* TO BE DONE *
Every entry that follows should be reproduced exactly.

=======

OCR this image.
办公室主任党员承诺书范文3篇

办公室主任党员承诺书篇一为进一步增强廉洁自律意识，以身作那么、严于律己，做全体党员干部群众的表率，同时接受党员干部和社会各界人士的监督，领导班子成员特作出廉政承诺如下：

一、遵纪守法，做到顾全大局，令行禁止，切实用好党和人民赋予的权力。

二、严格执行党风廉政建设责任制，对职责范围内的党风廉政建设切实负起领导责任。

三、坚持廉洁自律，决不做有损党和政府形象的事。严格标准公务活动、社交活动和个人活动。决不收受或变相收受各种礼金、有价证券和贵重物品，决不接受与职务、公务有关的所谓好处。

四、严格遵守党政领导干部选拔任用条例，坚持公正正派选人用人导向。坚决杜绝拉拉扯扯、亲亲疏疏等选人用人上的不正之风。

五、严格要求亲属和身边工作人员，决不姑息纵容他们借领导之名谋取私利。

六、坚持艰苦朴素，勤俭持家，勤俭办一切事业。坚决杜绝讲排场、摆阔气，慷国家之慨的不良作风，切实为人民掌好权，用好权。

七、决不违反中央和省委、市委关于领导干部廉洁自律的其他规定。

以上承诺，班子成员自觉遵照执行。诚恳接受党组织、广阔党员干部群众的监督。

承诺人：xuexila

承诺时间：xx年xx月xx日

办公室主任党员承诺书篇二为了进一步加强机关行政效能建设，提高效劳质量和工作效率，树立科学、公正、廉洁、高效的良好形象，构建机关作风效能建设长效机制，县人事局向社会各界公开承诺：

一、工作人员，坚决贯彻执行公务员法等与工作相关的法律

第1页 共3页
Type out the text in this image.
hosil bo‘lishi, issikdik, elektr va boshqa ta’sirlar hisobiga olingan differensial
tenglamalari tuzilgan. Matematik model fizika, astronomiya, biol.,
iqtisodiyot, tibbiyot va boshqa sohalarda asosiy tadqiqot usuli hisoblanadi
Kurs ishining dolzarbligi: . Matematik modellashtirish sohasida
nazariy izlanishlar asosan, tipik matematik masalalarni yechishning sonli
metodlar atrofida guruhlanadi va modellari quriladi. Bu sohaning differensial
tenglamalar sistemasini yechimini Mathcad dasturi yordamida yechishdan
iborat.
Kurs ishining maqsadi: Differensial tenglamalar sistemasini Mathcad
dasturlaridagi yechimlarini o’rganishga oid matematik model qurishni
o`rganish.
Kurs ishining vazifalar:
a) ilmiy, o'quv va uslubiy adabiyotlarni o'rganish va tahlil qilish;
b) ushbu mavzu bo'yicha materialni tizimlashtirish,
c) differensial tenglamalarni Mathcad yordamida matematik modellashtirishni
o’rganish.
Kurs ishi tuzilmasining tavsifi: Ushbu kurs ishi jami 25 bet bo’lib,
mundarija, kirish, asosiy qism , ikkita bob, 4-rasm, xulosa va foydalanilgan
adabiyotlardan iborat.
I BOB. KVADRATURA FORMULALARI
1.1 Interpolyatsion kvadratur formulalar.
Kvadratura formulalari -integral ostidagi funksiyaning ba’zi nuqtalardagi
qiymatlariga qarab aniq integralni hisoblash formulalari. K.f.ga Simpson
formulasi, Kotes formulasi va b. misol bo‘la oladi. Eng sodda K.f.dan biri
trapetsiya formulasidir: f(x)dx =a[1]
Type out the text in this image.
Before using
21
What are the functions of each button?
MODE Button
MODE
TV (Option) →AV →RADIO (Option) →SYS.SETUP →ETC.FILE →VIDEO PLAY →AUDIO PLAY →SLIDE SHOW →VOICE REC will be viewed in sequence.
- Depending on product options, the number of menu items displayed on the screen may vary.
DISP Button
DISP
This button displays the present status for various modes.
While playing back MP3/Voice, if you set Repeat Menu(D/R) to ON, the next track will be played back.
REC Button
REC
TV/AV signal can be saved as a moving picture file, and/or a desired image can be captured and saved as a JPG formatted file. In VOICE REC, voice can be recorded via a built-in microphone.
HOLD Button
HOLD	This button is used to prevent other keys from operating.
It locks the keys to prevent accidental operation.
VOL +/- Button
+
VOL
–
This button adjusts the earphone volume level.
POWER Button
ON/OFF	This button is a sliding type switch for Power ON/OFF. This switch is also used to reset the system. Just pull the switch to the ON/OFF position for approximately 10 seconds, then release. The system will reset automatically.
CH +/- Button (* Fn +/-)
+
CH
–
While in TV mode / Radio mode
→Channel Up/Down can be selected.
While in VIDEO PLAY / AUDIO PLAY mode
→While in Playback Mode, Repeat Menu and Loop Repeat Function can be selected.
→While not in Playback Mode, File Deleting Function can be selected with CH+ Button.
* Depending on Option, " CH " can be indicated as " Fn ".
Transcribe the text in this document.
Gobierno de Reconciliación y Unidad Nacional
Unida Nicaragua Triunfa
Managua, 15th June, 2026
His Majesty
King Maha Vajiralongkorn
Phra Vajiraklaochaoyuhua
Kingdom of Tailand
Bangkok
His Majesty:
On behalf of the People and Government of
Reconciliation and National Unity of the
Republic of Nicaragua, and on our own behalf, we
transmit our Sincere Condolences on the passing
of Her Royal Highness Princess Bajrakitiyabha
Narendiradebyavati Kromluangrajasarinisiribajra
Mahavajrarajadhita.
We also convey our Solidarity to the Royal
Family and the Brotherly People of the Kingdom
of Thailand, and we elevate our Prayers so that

=======

* TASK SOLUTION *
OCR this image.
办公室主任党员承诺书范文3篇

办公室主任党员承诺书篇一为进一步增强廉洁自律意识，以身作那么、严于律己，做全体党员干部群众的表率，同时接受党员干部和社会各界人士的监督，领导班子成员特作出廉政承诺如下：

一、遵纪守法，做到顾全大局，令行禁止，切实用好党和人民赋予的权力。

二、严格执行党风廉政建设责任制，对职责范围内的党风廉政建设切实负起领导责任。

三、坚持廉洁自律，决不做有损党和政府形象的事。严格标准公务活动、社交活动和个人活动。决不收受或变相收受各种礼金、有价证券和贵重物品，决不接受与职务、公务有关的所谓好处。

四、严格遵守党政领导干部选拔任用条例，坚持公正正派选人用人导向。坚决杜绝拉拉扯扯、亲亲疏疏等选人用人上的不正之风。

五、严格要求亲属和身边工作人员，决不姑息纵容他们借领导之名谋取私利。

六、坚持艰苦朴素，勤俭持家，勤俭办一切事业。坚决杜绝讲排场、摆阔气，慷国家之慨的不良作风，切实为人民掌好权，用好权。

七、决不违反中央和省委、市委关于领导干部廉洁自律的其他规定。

以上承诺，班子成员自觉遵照执行。诚恳接受党组织、广阔党员干部群众的监督。

承诺人：xuexila

承诺时间：xx年xx月xx日

办公室主任党员承诺书篇二为了进一步加强机关行政效能建设，提高效劳质量和工作效率，树立科学、公正、廉洁、高效的良好形象，构建机关作风效能建设长效机制，县人事局向社会各界公开承诺：

一、工作人员，坚决贯彻执行公务员法等与工作相关的法律

第1页 共3页
Type out the text in this image.
hosil bo‘lishi, issikdik, elektr va boshqa ta’sirlar hisobiga olingan differensial
tenglamalari tuzilgan. Matematik model fizika, astronomiya, biol.,
iqtisodiyot, tibbiyot va boshqa sohalarda asosiy tadqiqot usuli hisoblanadi
Kurs ishining dolzarbligi: . Matematik modellashtirish sohasida
nazariy izlanishlar asosan, tipik matematik masalalarni yechishning sonli
metodlar atrofida guruhlanadi va modellari quriladi. Bu sohaning differensial
tenglamalar sistemasini yechimini Mathcad dasturi yordamida yechishdan
iborat.
Kurs ishining maqsadi: Differensial tenglamalar sistemasini Mathcad
dasturlaridagi yechimlarini o’rganishga oid matematik model qurishni
o`rganish.
Kurs ishining vazifalar:
a) ilmiy, o'quv va uslubiy adabiyotlarni o'rganish va tahlil qilish;
b) ushbu mavzu bo'yicha materialni tizimlashtirish,
c) differensial tenglamalarni Mathcad yordamida matematik modellashtirishni
o’rganish.
Kurs ishi tuzilmasining tavsifi: Ushbu kurs ishi jami 25 bet bo’lib,
mundarija, kirish, asosiy qism , ikkita bob, 4-rasm, xulosa va foydalanilgan
adabiyotlardan iborat.
I BOB. KVADRATURA FORMULALARI
1.1 Interpolyatsion kvadratur formulalar.
Kvadratura formulalari -integral ostidagi funksiyaning ba’zi nuqtalardagi
qiymatlariga qarab aniq integralni hisoblash formulalari. K.f.ga Simpson
formulasi, Kotes formulasi va b. misol bo‘la oladi. Eng sodda K.f.dan biri
trapetsiya formulasidir: f(x)dx =a[1]
Type out the text in this image.
Before using
21
What are the functions of each button?
MODE Button
MODE
TV (Option) →AV →RADIO (Option) →SYS.SETUP →ETC.FILE →VIDEO PLAY →AUDIO PLAY →SLIDE SHOW →VOICE REC will be viewed in sequence.
- Depending on product options, the number of menu items displayed on the screen may vary.
DISP Button
DISP
This button displays the present status for various modes.
While playing back MP3/Voice, if you set Repeat Menu(D/R) to ON, the next track will be played back.
REC Button
REC
TV/AV signal can be saved as a moving picture file, and/or a desired image can be captured and saved as a JPG formatted file. In VOICE REC, voice can be recorded via a built-in microphone.
HOLD Button
HOLD	This button is used to prevent other keys from operating.
It locks the keys to prevent accidental operation.
VOL +/- Button
+
VOL
–
This button adjusts the earphone volume level.
POWER Button
ON/OFF	This button is a sliding type switch for Power ON/OFF. This switch is also used to reset the system. Just pull the switch to the ON/OFF position for approximately 10 seconds, then release. The system will reset automatically.
CH +/- Button (* Fn +/-)
+
CH
–
While in TV mode / Radio mode
→Channel Up/Down can be selected.
While in VIDEO PLAY / AUDIO PLAY mode
→While in Playback Mode, Repeat Menu and Loop Repeat Function can be selected.
→While not in Playback Mode, File Deleting Function can be selected with CH+ Button.
* Depending on Option, " CH " can be indicated as " Fn ".
Transcribe the text in this document.
Gobierno de Reconciliación y Unidad Nacional
Unida Nicaragua Triunfa
Managua, 15th June, 2026
His Majesty
King Maha Vajiralongkorn
Phra Vajiraklaochaoyuhua
Kingdom of Tailand
Bangkok
His Majesty:
On behalf of the People and Government of
Reconciliation and National Unity of the
Republic of Nicaragua, and on our own behalf, we
transmit our Sincere Condolences on the passing
of Her Royal Highness Princess Bajrakitiyabha
Narendiradebyavati Kromluangrajasarinisiribajra
Mahavajrarajadhita.
We also convey our Solidarity to the Royal
Family and the Brotherly People of the Kingdom
of Thailand, and we elevate our Prayers so that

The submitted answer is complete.